* BEGIN *

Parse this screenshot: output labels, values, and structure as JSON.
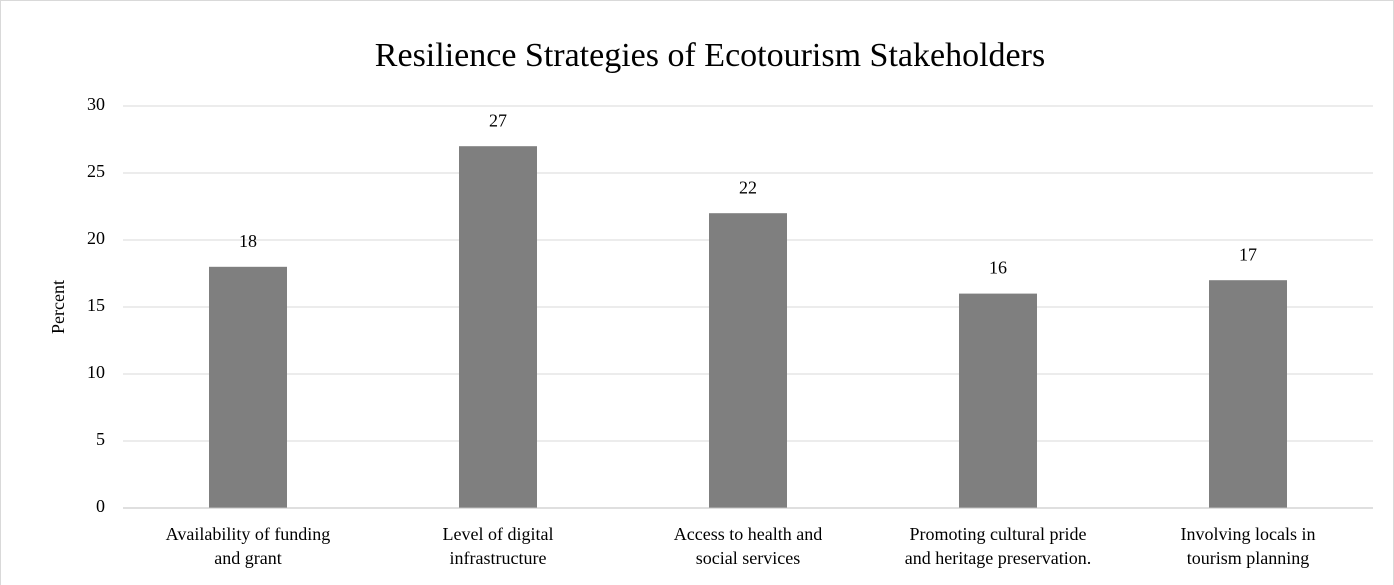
{
  "chart_data": {
    "type": "bar",
    "title": "Resilience Strategies of Ecotourism Stakeholders",
    "y_label": "Percent",
    "categories": [
      "Availability of funding\nand grant",
      "Level of digital\ninfrastructure",
      "Access to health and\nsocial services",
      "Promoting cultural pride\nand heritage preservation.",
      "Involving locals in\ntourism planning"
    ],
    "values": [
      18,
      27,
      22,
      16,
      17
    ],
    "color": "#7f7f7f",
    "ylim": [
      0,
      30
    ],
    "yticks": [
      0,
      5,
      10,
      15,
      20,
      25,
      30
    ],
    "grid": true,
    "data_labels": true
  }
}
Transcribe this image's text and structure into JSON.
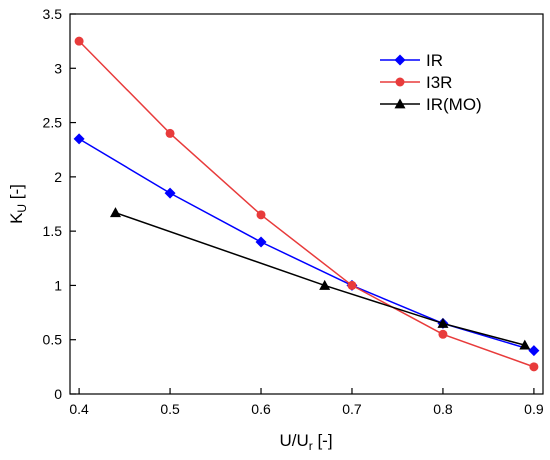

* END *

DIRECTIONS FOR THIS TASK:
Print all entries exactly. The images do not belong in the copy.

SOLUTION TO THIS PROBLEM:
Parse this screenshot: output labels, values, and structure as JSON.
{
  "chart_data": {
    "type": "bar",
    "title": "Resilience Strategies of Ecotourism Stakeholders",
    "y_label": "Percent",
    "categories": [
      "Availability of funding\nand grant",
      "Level of digital\ninfrastructure",
      "Access to health and\nsocial services",
      "Promoting cultural pride\nand heritage preservation.",
      "Involving locals in\ntourism planning"
    ],
    "values": [
      18,
      27,
      22,
      16,
      17
    ],
    "color": "#7f7f7f",
    "ylim": [
      0,
      30
    ],
    "yticks": [
      0,
      5,
      10,
      15,
      20,
      25,
      30
    ],
    "grid": true,
    "data_labels": true
  }
}
Transcribe this image's text and structure into JSON.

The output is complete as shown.